**Page extract**
Package author shown in atom package list may not match actual author on atom.io - Githubissues

atom / settings-view

🔧 Edit Atom settings

MIT License

272 stars 275 forks source link

Package author shown in atom package list may not match actual author on atom.io #1118

Closed wesinator closed 5 years ago

wesinator commented 5 years ago

Prerequisites

[x] Put an X between the brackets on this line if you have done all of the following:
- Reproduced the problem in Safe Mode: http://flight-manual.atom.io/hacking-atom/sections/debugging/#using-safe-mode
- Followed all applicable steps in the debugging guide: http://flight-manual.atom.io/hacking-atom/sections/debugging/
- Checked the FAQs on the message board for common solutions: https://discuss.atom.io/c/faq
- Checked that your issue isn't already filed: https://github.com/issues?utf8=✓&q=is%3Aissue+user%3Aatom
- Checked that there is not already an Atom package that provides the described functionality: https://atom.io/packages

Description

Package author displayed based on repository in atom packages settings may not match the actual author/publisher on atom.io, can be spoofed.

**Problems to work on**
A - Sum up the package author issue in two sentences.
B - Please resume the package author issue from its last sentence.
The lines after this point come from a separate source and are not part of the package author issue.

**Source material**
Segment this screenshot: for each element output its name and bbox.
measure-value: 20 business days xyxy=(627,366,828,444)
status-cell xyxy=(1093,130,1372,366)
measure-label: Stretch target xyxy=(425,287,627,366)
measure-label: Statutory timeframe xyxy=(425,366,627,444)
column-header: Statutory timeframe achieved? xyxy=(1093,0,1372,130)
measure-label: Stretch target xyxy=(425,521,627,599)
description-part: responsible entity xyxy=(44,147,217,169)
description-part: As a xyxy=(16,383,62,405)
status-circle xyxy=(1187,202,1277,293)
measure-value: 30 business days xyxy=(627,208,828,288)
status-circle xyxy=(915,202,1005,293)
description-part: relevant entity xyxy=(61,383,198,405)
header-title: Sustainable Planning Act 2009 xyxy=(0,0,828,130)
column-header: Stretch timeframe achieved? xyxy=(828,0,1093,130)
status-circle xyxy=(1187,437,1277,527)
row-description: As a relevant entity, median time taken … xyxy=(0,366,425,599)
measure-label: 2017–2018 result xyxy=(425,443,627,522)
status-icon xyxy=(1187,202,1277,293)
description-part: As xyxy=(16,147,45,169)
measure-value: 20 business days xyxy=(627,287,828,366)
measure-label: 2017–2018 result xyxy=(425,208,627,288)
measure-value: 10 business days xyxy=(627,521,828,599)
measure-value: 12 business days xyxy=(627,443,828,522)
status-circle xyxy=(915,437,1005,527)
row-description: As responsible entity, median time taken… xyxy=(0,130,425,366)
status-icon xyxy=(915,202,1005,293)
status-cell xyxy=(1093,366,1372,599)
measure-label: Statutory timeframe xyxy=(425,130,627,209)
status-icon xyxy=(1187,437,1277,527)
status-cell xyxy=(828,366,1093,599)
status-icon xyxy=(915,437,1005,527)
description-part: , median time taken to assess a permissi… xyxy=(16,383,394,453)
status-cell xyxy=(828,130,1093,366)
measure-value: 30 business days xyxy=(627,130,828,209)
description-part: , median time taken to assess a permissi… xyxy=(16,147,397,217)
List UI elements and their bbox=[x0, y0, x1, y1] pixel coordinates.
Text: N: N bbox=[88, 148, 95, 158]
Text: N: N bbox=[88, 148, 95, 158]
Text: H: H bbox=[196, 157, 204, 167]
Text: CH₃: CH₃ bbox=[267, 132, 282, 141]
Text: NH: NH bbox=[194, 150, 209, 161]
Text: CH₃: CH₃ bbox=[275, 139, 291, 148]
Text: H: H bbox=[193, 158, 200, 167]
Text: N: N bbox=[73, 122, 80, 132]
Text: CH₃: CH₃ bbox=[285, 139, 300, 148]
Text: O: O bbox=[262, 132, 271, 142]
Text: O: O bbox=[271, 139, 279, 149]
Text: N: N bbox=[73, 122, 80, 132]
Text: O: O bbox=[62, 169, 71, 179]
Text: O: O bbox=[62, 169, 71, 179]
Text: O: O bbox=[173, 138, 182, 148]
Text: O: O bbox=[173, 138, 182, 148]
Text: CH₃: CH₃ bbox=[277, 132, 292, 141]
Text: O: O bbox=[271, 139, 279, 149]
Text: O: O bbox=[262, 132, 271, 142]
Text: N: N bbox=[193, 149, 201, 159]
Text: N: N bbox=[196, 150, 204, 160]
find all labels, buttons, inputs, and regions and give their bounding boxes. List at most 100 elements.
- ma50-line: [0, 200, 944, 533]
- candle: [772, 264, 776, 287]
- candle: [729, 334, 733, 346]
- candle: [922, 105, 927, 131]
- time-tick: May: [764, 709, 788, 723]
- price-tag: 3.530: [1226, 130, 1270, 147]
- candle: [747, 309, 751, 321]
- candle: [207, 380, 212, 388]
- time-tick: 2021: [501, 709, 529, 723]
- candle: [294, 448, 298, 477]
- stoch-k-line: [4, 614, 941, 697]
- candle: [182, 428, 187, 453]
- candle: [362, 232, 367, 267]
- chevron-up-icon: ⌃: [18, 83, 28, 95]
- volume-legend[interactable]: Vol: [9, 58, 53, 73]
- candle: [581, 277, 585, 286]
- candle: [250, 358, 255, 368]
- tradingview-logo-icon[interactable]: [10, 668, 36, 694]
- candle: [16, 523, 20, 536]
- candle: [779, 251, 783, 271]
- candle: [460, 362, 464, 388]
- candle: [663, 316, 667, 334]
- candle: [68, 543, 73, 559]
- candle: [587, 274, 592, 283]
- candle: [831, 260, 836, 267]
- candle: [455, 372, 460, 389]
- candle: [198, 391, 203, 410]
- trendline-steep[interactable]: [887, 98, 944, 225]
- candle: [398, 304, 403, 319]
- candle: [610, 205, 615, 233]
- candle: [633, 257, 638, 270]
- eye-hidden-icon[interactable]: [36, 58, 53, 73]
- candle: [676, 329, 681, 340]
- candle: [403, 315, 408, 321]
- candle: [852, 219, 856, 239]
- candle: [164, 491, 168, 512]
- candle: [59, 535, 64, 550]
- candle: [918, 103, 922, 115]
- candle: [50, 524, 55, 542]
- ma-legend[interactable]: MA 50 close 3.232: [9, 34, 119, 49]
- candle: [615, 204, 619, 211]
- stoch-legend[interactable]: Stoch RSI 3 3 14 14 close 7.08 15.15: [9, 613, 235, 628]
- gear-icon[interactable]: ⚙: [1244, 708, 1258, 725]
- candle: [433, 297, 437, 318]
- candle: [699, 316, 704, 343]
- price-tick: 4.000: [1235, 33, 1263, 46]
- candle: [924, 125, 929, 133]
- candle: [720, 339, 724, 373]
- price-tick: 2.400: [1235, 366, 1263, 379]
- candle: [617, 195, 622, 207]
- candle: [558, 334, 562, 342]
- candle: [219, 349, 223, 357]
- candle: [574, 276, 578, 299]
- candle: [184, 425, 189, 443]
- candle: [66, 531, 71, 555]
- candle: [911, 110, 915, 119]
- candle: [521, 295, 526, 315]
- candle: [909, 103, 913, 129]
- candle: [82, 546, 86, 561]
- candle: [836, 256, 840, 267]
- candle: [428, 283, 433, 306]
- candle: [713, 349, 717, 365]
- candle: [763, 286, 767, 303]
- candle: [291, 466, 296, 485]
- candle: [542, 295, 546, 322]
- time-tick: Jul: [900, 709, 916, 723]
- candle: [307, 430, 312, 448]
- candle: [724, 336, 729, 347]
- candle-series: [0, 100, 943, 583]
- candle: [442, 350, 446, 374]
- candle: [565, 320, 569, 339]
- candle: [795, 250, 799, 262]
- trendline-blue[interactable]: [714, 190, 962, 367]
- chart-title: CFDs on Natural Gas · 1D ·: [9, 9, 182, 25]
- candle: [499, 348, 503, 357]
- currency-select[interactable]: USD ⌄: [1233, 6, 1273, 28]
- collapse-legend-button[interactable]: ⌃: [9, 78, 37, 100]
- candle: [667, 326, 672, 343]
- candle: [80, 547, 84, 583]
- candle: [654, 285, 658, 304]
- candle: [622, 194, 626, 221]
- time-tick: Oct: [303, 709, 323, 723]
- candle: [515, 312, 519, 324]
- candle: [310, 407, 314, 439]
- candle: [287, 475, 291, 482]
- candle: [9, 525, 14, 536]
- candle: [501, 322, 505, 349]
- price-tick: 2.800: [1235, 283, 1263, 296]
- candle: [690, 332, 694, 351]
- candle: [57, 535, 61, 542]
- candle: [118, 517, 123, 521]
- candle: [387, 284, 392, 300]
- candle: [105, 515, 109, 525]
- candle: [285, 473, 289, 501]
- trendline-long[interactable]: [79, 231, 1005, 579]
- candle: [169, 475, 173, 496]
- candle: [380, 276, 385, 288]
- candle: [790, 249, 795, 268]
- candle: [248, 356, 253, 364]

**Responses**
A - Issue #1118 in atom/settings-view, opened by wesinator and closed 5 years ago, reports that the package author shown in the Atom package list may not match the actual author on atom.io. According to the description, the author displayed in the Atom packages settings is based on the repository, so it may differ from the real author or publisher on atom.io and can be spoofed.

B -
Steps to Reproduce

This package - https://atom.io/packages/atom-whois View the package in atom Packages search

Expected behavior: Shows actual author of package based on atom.io author

Actual behavior: Package author is shown as being atom, presumably based on the user in the repository field.

The package repo URL was set to atom - https://github.com/giovazz89/atom-whois/pull/4

Reproduces how often: 💯

Versions

macOS

Atom    : 1.34.0
Electron: 2.0.16
Chrome  : 61.0.3163.100
Node    : 8.9.3
apm  2.1.3

lee-dohm commented 5 years ago

@Arcanemagus raised a good point that this can be considered a security issue since obviously this package wasn't published by the Atom team.